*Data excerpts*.
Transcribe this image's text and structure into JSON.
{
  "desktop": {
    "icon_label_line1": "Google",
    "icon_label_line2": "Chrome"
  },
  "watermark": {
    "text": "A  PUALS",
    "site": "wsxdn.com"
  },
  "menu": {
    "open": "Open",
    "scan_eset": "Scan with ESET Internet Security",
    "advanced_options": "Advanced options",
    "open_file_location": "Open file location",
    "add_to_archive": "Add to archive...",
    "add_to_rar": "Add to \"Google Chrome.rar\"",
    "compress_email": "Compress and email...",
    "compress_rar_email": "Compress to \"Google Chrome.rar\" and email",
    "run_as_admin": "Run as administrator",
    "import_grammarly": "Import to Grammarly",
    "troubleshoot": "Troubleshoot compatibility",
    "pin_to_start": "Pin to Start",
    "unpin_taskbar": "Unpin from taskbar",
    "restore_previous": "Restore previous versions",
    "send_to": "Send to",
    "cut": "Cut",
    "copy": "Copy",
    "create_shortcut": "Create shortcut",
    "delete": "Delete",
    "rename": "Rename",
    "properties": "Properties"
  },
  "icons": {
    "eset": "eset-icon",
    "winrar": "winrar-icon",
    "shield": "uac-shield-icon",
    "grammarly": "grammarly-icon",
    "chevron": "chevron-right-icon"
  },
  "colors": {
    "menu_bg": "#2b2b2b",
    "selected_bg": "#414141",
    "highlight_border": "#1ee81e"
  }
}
==
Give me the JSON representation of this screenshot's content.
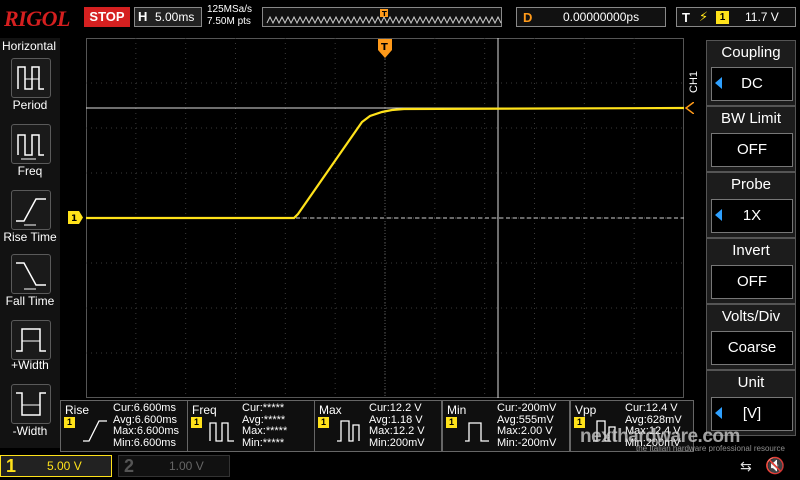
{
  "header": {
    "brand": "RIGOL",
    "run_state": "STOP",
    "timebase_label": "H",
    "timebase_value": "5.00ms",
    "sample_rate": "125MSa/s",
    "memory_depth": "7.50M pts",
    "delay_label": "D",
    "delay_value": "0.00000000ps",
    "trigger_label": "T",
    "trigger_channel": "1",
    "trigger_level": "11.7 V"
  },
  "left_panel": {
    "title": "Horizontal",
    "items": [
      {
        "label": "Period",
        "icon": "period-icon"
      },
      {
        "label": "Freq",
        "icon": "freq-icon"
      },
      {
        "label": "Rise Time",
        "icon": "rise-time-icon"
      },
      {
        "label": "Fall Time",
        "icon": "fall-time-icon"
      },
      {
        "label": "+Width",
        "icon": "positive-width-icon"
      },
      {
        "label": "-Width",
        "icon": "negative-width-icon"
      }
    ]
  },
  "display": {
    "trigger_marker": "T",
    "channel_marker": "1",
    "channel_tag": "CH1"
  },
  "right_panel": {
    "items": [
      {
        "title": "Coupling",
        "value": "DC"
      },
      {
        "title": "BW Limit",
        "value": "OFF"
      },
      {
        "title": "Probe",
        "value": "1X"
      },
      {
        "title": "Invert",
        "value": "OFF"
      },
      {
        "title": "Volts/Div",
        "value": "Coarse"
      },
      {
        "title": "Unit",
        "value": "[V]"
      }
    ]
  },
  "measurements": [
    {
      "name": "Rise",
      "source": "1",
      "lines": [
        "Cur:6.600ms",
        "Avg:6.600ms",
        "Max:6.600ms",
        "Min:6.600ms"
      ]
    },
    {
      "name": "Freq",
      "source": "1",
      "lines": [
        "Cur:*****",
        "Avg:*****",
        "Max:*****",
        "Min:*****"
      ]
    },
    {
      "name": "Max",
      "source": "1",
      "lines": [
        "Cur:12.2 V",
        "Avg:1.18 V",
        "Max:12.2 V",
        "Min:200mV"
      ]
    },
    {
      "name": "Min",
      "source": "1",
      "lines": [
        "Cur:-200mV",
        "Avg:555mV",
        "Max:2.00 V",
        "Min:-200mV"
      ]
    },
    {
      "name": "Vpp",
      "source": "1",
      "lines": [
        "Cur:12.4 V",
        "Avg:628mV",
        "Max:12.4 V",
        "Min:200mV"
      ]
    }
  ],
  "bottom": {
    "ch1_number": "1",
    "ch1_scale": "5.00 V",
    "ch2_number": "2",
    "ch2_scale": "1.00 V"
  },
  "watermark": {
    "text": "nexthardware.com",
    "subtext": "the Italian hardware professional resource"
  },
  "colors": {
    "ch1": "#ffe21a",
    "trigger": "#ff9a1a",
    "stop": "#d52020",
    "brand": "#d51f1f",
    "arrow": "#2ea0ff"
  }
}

*PROBLEM REQUIREMENTS*. Find the word "Google" in the records and pull out each line that has it.

*CORRECT RESULT*.
    "icon_label_line1": "Google",
    "add_to_rar": "Add to \"Google Chrome.rar\"",
    "compress_rar_email": "Compress to \"Google Chrome.rar\" and email",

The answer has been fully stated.